WHAT IS REQUIRED:
Lines holding the string "word" are the ones to copy from this listing.

EXERCISE INPUTS:
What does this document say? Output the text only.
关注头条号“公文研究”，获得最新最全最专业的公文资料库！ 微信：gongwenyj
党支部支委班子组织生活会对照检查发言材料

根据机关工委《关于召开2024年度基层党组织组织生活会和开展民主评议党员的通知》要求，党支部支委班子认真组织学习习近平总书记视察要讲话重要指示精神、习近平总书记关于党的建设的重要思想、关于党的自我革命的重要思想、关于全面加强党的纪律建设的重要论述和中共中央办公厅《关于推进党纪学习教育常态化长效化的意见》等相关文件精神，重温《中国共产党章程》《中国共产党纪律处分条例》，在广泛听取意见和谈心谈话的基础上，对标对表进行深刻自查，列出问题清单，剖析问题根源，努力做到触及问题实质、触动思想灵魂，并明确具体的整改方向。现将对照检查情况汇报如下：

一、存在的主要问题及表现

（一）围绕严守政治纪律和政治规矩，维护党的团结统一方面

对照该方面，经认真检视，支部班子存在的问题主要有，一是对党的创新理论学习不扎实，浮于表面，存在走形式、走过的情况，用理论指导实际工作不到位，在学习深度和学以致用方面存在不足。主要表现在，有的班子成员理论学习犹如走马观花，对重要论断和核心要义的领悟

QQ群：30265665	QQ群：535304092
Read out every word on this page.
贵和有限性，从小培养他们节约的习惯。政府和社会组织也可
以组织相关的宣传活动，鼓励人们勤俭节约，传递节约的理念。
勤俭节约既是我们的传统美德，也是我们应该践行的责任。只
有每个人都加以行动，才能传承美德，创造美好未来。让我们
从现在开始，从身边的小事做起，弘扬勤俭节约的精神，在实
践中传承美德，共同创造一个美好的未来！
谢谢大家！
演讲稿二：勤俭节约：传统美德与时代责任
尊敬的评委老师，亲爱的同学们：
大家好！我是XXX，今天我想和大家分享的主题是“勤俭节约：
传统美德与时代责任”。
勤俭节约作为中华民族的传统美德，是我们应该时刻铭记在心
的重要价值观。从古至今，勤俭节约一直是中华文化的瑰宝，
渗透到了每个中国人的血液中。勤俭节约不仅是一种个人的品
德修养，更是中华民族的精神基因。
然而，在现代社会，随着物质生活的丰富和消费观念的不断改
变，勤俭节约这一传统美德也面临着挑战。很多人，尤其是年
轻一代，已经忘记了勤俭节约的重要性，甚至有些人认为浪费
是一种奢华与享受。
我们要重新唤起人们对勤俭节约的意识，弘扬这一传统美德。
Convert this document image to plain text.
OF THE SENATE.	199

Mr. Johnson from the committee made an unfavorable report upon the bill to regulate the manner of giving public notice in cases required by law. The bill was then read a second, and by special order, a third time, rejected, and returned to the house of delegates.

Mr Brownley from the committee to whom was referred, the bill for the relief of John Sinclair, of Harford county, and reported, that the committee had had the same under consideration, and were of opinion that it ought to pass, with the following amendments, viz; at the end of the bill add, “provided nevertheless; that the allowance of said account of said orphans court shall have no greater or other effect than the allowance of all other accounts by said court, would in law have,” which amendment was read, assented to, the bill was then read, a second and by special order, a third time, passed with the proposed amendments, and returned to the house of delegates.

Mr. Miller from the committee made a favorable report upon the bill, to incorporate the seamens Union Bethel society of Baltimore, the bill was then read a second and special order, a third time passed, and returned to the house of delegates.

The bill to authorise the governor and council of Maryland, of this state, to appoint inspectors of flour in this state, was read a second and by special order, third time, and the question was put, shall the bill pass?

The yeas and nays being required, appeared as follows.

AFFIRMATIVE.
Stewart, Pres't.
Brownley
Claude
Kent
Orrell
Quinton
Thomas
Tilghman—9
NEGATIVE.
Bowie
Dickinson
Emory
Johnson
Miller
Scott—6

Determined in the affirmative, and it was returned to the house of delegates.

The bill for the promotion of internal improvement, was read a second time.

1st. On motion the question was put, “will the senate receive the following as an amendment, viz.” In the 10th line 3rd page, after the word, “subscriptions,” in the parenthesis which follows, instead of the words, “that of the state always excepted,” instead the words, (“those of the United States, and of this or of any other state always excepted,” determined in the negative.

EXERCISE RESULT:
Read out every word on this page.
1st. On motion the question was put, “will the senate receive the following as an amendment, viz.” In the 10th line 3rd page, after the word, “subscriptions,” in the parenthesis which follows, instead of the words, “that of the state always excepted,” instead the words, (“those of the United States, and of this or of any other state always excepted,” determined in the negative.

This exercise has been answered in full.